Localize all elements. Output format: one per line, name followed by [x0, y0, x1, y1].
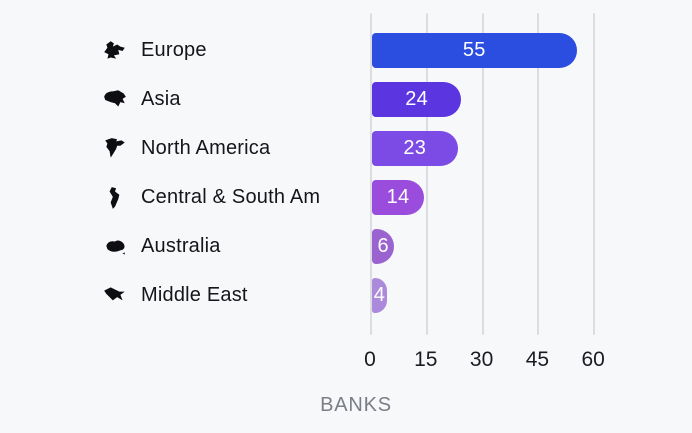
bar-row: 4 — [372, 271, 672, 320]
bars: 55 24 23 14 6 — [372, 26, 672, 320]
bar-asia: 24 — [372, 82, 462, 117]
plot-area: 55 24 23 14 6 — [370, 0, 692, 433]
category-row-europe: Europe — [102, 26, 370, 75]
bar-row: 14 — [372, 173, 672, 222]
category-label: Asia — [141, 88, 181, 110]
gridline — [425, 13, 428, 335]
bar-value-label: 23 — [403, 137, 427, 159]
bar-europe: 55 — [372, 33, 577, 68]
x-tick-label: 0 — [364, 348, 376, 371]
bar-central-south-america: 14 — [372, 180, 425, 215]
category-labels: Europe Asia North America Central & Sout… — [102, 26, 370, 320]
central-south-america-icon — [102, 185, 128, 211]
bar-row: 24 — [372, 75, 672, 124]
x-tick-label: 30 — [469, 348, 494, 371]
category-row-australia: Australia — [102, 222, 370, 271]
north-america-icon — [102, 136, 128, 162]
x-tick-label: 15 — [414, 348, 438, 371]
category-row-middle-east: Middle East — [102, 271, 370, 320]
gridline — [537, 13, 540, 335]
gridline — [370, 13, 372, 335]
category-row-asia: Asia — [102, 75, 370, 124]
category-label: Middle East — [141, 284, 248, 306]
category-label: North America — [141, 137, 271, 159]
australia-icon — [102, 234, 128, 260]
x-tick-label: 45 — [525, 348, 550, 371]
category-label: Australia — [141, 235, 221, 257]
bar-row: 6 — [372, 222, 672, 271]
category-label: Europe — [141, 39, 207, 61]
x-tick-label: 60 — [581, 348, 605, 371]
category-row-central-south-america: Central & South Am — [102, 173, 370, 222]
bar-middle-east: 4 — [372, 278, 387, 313]
bar-value-label: 6 — [377, 235, 389, 257]
europe-icon — [102, 38, 128, 64]
bar-value-label: 24 — [405, 88, 429, 110]
gridline — [481, 13, 484, 335]
gridline — [593, 13, 596, 335]
bar-value-label: 14 — [386, 186, 410, 208]
x-axis-title: BANKS — [320, 394, 392, 416]
category-row-north-america: North America — [102, 124, 370, 173]
x-axis-ticks: 0 15 30 45 60 — [364, 348, 692, 378]
bar-australia: 6 — [372, 229, 395, 264]
bar-row: 23 — [372, 124, 672, 173]
bar-north-america: 23 — [372, 131, 458, 166]
bar-row: 55 — [372, 26, 672, 75]
bar-value-label: 55 — [462, 39, 486, 61]
asia-icon — [102, 87, 128, 113]
bar-value-label: 4 — [373, 284, 386, 306]
category-label: Central & South Am — [141, 186, 321, 208]
middle-east-icon — [102, 283, 128, 309]
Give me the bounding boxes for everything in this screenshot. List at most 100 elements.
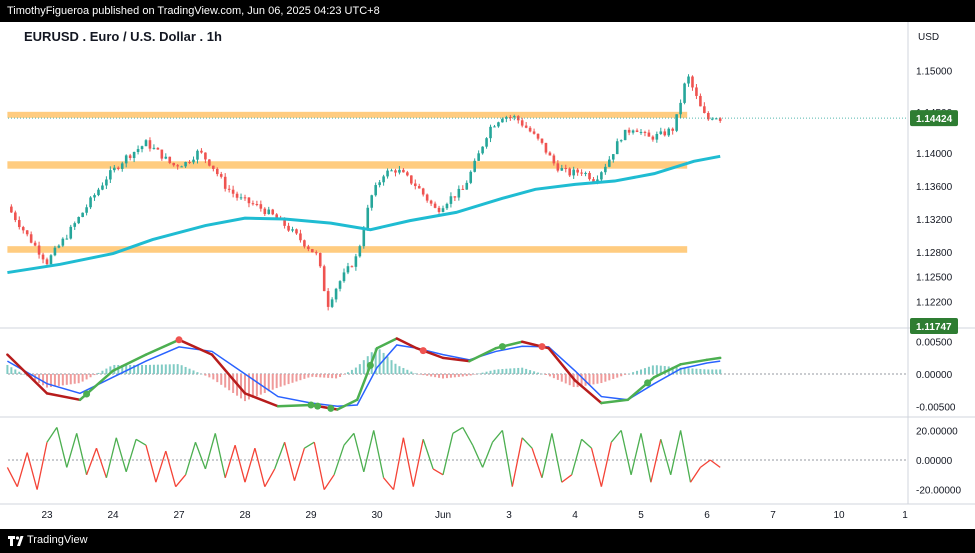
histogram-bar <box>600 374 603 384</box>
candle-body <box>346 266 350 273</box>
histogram-bar <box>137 364 140 374</box>
candle-body <box>116 167 120 169</box>
histogram-bar <box>14 369 17 374</box>
candle-body <box>540 138 544 143</box>
histogram-bar <box>291 374 294 383</box>
momentum-segment <box>155 450 167 483</box>
momentum-segment <box>452 426 464 434</box>
time-tick-label: 4 <box>572 510 578 521</box>
chart-canvas[interactable]: 1.150001.145001.140001.136001.132001.128… <box>0 22 975 529</box>
histogram-bar <box>663 366 666 374</box>
candle-body <box>520 120 524 126</box>
histogram-bar <box>172 364 175 374</box>
histogram-bar <box>564 374 567 384</box>
momentum-segment <box>105 437 117 478</box>
histogram-bar <box>53 374 56 387</box>
histogram-bar <box>442 374 444 379</box>
histogram-bar <box>449 374 452 378</box>
candle-body <box>675 114 678 131</box>
osc-fast-segment <box>276 403 313 408</box>
secondary-price-badge <box>910 318 958 334</box>
candle-body <box>512 116 516 118</box>
candle-body <box>615 141 619 155</box>
momentum-segment <box>194 441 207 470</box>
candle-body <box>21 227 25 231</box>
histogram-bar <box>465 374 468 377</box>
candle-body <box>524 125 528 128</box>
histogram-bar <box>93 374 96 376</box>
price-candles <box>10 74 722 311</box>
histogram-bar <box>592 374 595 385</box>
histogram-bar <box>224 374 227 388</box>
histogram-bar <box>188 368 191 374</box>
candle-body <box>699 95 702 107</box>
histogram-bar <box>671 366 674 374</box>
momentum-segment <box>304 441 315 449</box>
histogram-bar <box>398 366 401 374</box>
histogram-bar <box>42 374 45 386</box>
histogram-bar <box>279 374 282 387</box>
momentum-segment <box>313 442 325 490</box>
candle-body <box>128 155 132 159</box>
candle-body <box>635 130 639 132</box>
price-tick-label: 1.12800 <box>916 248 953 259</box>
candle-body <box>29 234 33 243</box>
candle-body <box>481 146 484 154</box>
momentum-segment <box>85 447 98 476</box>
osc-fast-segment <box>573 379 603 405</box>
time-tick-label: 28 <box>239 510 251 521</box>
candle-body <box>417 186 421 189</box>
histogram-bar <box>687 368 690 374</box>
last-price-label: 1.14424 <box>916 114 953 125</box>
grid <box>0 22 975 505</box>
secondary-price-label: 1.11747 <box>916 322 952 333</box>
histogram-bar <box>200 373 203 375</box>
momentum-segment <box>521 437 533 449</box>
candle-body <box>307 246 310 250</box>
osc-fast-segment <box>547 346 577 382</box>
mom-tick-label: 20.00000 <box>916 426 958 437</box>
osc-fast-segment <box>6 353 49 395</box>
histogram-bar <box>628 373 631 375</box>
candle-body <box>330 299 334 307</box>
candle-body <box>255 204 259 206</box>
momentum-segment <box>36 442 48 490</box>
histogram-bar <box>414 373 417 374</box>
time-tick-label: 3 <box>506 510 512 521</box>
histogram-bar <box>556 374 559 380</box>
candle-body <box>140 146 144 150</box>
histogram-bar <box>703 369 706 374</box>
candle-body <box>568 168 572 176</box>
osc-fast-segment <box>177 338 214 356</box>
candle-body <box>247 197 251 204</box>
candle-body <box>136 149 140 152</box>
momentum-segment <box>46 427 58 443</box>
osc-fast-segment <box>395 337 418 350</box>
price-axis: 1.150001.145001.140001.136001.132001.128… <box>8 67 961 497</box>
histogram-bar <box>73 374 76 384</box>
candle-body <box>604 166 607 173</box>
histogram-bar <box>655 365 658 374</box>
candle-body <box>509 117 512 119</box>
momentum-segment <box>442 433 454 475</box>
momentum-segment <box>620 430 632 475</box>
histogram-bar <box>620 374 623 377</box>
momentum-segment <box>293 447 306 481</box>
momentum-segment <box>501 430 513 487</box>
candle-body <box>425 194 429 201</box>
candle-body <box>263 208 267 215</box>
histogram-bar <box>125 364 128 374</box>
candle-body <box>180 166 183 168</box>
momentum-segment <box>412 439 424 487</box>
candle-body <box>239 197 243 199</box>
candle-body <box>295 229 298 234</box>
momentum-segment <box>363 430 375 473</box>
chart-frame: 1.150001.145001.140001.136001.132001.128… <box>0 22 975 529</box>
histogram-bar <box>402 367 405 374</box>
histogram-bar <box>275 374 278 389</box>
momentum-segment <box>26 452 38 490</box>
candle-body <box>124 155 128 164</box>
candle-body <box>596 179 599 182</box>
momentum-segment <box>590 447 603 487</box>
histogram-bar <box>105 368 108 374</box>
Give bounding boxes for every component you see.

**YOUR INSTRUCTIONS:** Put the lines of the data, from the line with "bar-row: 4 — [372, 271, 672, 320]" up to and including the line with "gridline — [537, 13, 540, 335]", into a Markdown table with the columns Row and Line. Number each row and skip blank lines.

**SOLUTION TO THE EXERCISE:**
| Row | Line |
|---|---|
| 1 | bar-row: 4 — [372, 271, 672, 320] |
| 2 | bars: 55 24 23 14 6 — [372, 26, 672, 320] |
| 3 | bar-asia: 24 — [372, 82, 462, 117] |
| 4 | plot-area: 55 24 23 14 6 — [370, 0, 692, 433] |
| 5 | category-row-europe: Europe — [102, 26, 370, 75] |
| 6 | bar-row: 14 — [372, 173, 672, 222] |
| 7 | category-label: Asia — [141, 88, 181, 110] |
| 8 | gridline — [425, 13, 428, 335] |
| 9 | bar-value-label: 23 — [403, 137, 427, 159] |
| 10 | bar-europe: 55 — [372, 33, 577, 68] |
| 11 | x-tick-label: 0 — [364, 348, 376, 371] |
| 12 | bar-central-south-america: 14 — [372, 180, 425, 215] |
| 13 | category-labels: Europe Asia North America Central & Sout… — [102, 26, 370, 320] |
| 14 | central-south-america-icon — [102, 185, 128, 211] |
| 15 | bar-row: 24 — [372, 75, 672, 124] |
| 16 | x-tick-label: 30 — [469, 348, 494, 371] |
| 17 | category-row-australia: Australia — [102, 222, 370, 271] |
| 18 | north-america-icon — [102, 136, 128, 162] |
| 19 | x-tick-label: 15 — [414, 348, 438, 371] |
| 20 | category-row-middle-east: Middle East — [102, 271, 370, 320] |
| 21 | gridline — [537, 13, 540, 335] |